◆ Estratto del testo ◆
>>>
1776
L’ACCADEMIA ECCLESIASTICA
Per spiegare meglio in quale periodo storico ci troviamo, teniamo solo presente che il 1776 è l’anno della dichiarazione d’Indipendenza degli Stati Uniti d’America dall’Inghilterra, che 7 anni dopo si sarebbe conclusa con la vittoria dell’esercito di George Washington sulle forze di re Giorgio III d’Inghilterra.
Questa posizione temporale mi dà la possibilità di precisare che fu questa dichiarazione d’indipendenza ad influenzare la Rivoluzione francese, che tanti guai porterà al nostro giovane Ercole Consalvi, e non viceversa.
In quello stesso anno, dunque, il giovane Ercole Consalvi esce dal Collegio di Frascati per entrare nell’Accademia dei Nobili Ecclesiastici a Roma, in piazza della Minerva, dove, fino al 4 ottobre 1781, studiò scienze ecclesiastiche e civili (diritto). Aveva 19 anni e vi rimase fino a 24.
“Nell’ottobre del 1776 uscii dal Collegio di Frascati, dopo 5 anni e mezzo di dimora, ed entrai nella Accademia ecclesiastica in Roma. Il mio fratello Andrea rimase nel Collegio per terminare i studii.”
<<<
Elenchi delle posizioni degli elementi
>>>
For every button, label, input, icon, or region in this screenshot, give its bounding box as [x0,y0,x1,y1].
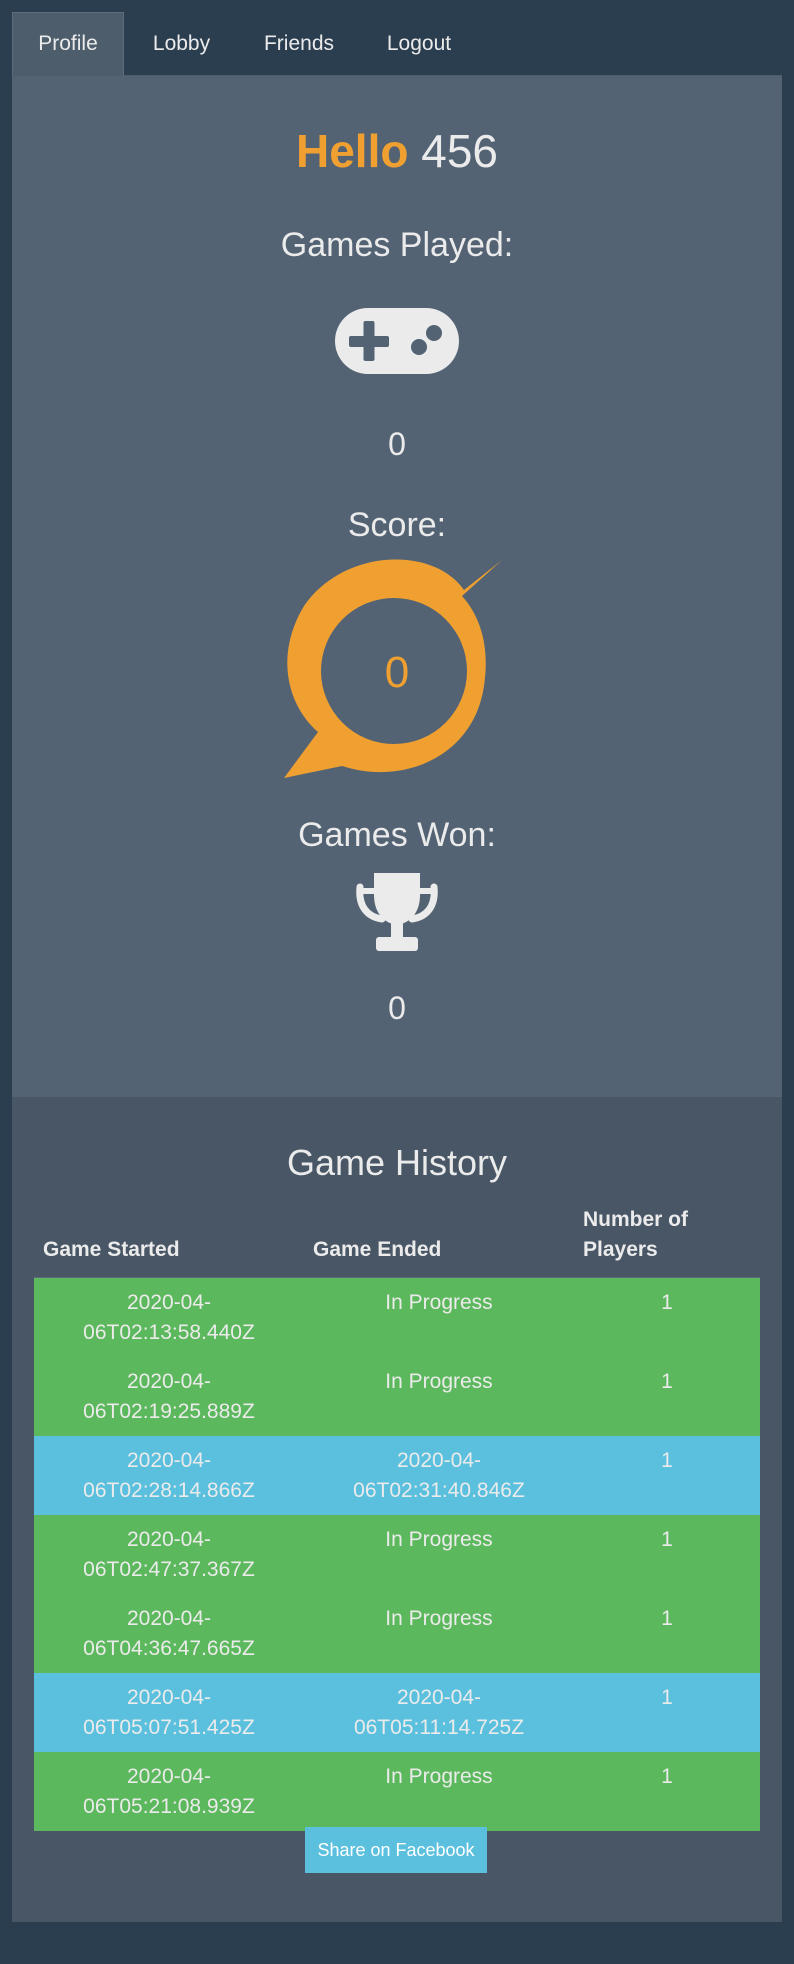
cell-started: 2020-04-06T02:13:58.440Z [83,1291,255,1344]
trophy-icon [356,873,438,951]
gamepad-icon [335,308,459,374]
cell-ended: In Progress [385,1527,493,1551]
cell-players: 1 [661,1685,673,1709]
cell-started: 2020-04-06T04:36:47.665Z [83,1606,255,1660]
cell-ended: In Progress [385,1764,493,1788]
column-header-ended: Game Ended [304,1205,574,1278]
nav-tabs: Profile Lobby Friends Logout [12,12,782,76]
table-row: 2020-04-06T02:19:25.889Z In Progress 1 [34,1356,760,1436]
games-played-label: Games Played: [280,226,514,264]
game-history-panel: Game History Game Started Game Ended Num… [12,1097,782,1922]
table-row: 2020-04-06T04:36:47.665Z In Progress 1 [34,1593,760,1673]
table-row: 2020-04-06T05:07:51.425Z 2020-04-06T05:11… [34,1672,760,1752]
tab-logout[interactable]: Logout [359,12,479,75]
cell-ended: 2020-04-06T02:31:40.846Z [353,1448,525,1502]
game-history-title: Game History [286,1142,508,1183]
cell-ended: In Progress [385,1291,493,1314]
cell-started: 2020-04-06T02:47:37.367Z [83,1527,255,1581]
cell-started: 2020-04-06T02:19:25.889Z [83,1369,255,1423]
table-row: 2020-04-06T02:13:58.440Z In Progress 1 [34,1277,760,1357]
table-header-row: Game Started Game Ended Number of Player… [34,1205,760,1278]
games-won-count: 0 [388,990,406,1026]
share-facebook-button[interactable]: Share on Facebook [305,1827,487,1873]
column-header-players: Number of Players [574,1205,760,1278]
cell-players: 1 [661,1764,673,1788]
cell-ended: 2020-04-06T05:11:14.725Z [353,1685,525,1739]
table-row: 2020-04-06T02:28:14.866Z 2020-04-06T02:31… [34,1435,760,1515]
table-row: 2020-04-06T05:21:08.939Z In Progress 1 [34,1751,760,1831]
cell-players: 1 [661,1369,673,1393]
tab-lobby[interactable]: Lobby [124,12,239,75]
score-value: 0 [384,648,410,697]
score-label: Score: [347,506,447,544]
greeting-heading: Hello 456 [12,128,782,174]
username: 456 [421,125,498,177]
cell-started: 2020-04-06T05:21:08.939Z [83,1764,255,1818]
cell-ended: In Progress [385,1606,493,1630]
tab-profile[interactable]: Profile [12,12,124,75]
cell-ended: In Progress [385,1369,493,1393]
games-won-label: Games Won: [298,816,496,854]
profile-panel: Hello 456 Games Played: 0 Score: 0 Games… [12,76,782,1097]
cell-started: 2020-04-06T05:07:51.425Z [83,1685,255,1739]
greeting-word: Hello [296,125,409,177]
cell-players: 1 [661,1291,673,1314]
game-history-table: Game Started Game Ended Number of Player… [34,1205,760,1831]
games-played-count: 0 [388,426,406,462]
cell-started: 2020-04-06T02:28:14.866Z [83,1448,255,1502]
table-row: 2020-04-06T02:47:37.367Z In Progress 1 [34,1514,760,1594]
cell-players: 1 [661,1606,673,1630]
cell-players: 1 [661,1448,673,1472]
game-history-rows: 2020-04-06T02:13:58.440Z In Progress 1 2020… [34,1277,760,1831]
cell-players: 1 [661,1527,673,1551]
tab-friends[interactable]: Friends [239,12,359,75]
column-header-started: Game Started [34,1205,304,1278]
<<<
◆ Esercizio assegnato 1 ◆
In quale piazza di Roma si trovava l'Accademia dei Nobili Ecclesiastici, secondo il brano sull'Accademia ecclesiastica?
◆ Esercizio assegnato 2 ◆
Trascrivi parola per parola la parte del brano sull'Accademia ecclesiastica che comincia con "Questa posizione temporale" e termina con "e non viceversa.".

◆ Risposta 1 ◆
In piazza della Minerva.

◆ Risposta 2 ◆
Questa posizione temporale mi dà la possibilità di precisare che fu questa dichiarazione d’indipendenza ad influenzare la Rivoluzione francese, che tanti guai porterà al nostro giovane Ercole Consalvi, e non viceversa.